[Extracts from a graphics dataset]
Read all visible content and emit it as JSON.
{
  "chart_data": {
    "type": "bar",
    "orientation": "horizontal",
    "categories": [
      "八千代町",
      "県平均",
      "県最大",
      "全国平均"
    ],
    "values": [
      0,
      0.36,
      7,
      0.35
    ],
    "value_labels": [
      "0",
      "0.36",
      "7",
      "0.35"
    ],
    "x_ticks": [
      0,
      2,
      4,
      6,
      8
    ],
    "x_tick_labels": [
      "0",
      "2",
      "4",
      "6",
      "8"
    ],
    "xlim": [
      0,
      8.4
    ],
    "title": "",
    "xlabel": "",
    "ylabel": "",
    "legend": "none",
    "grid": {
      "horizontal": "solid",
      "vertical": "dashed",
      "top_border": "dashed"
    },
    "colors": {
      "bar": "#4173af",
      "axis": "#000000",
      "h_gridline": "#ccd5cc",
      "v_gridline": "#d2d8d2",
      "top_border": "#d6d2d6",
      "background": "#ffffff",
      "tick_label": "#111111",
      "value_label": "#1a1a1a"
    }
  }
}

Required work >> From the entries, copy out each line containing the word "horizontal".

Worked answer >>
    "orientation": "horizontal",
      "horizontal": "solid",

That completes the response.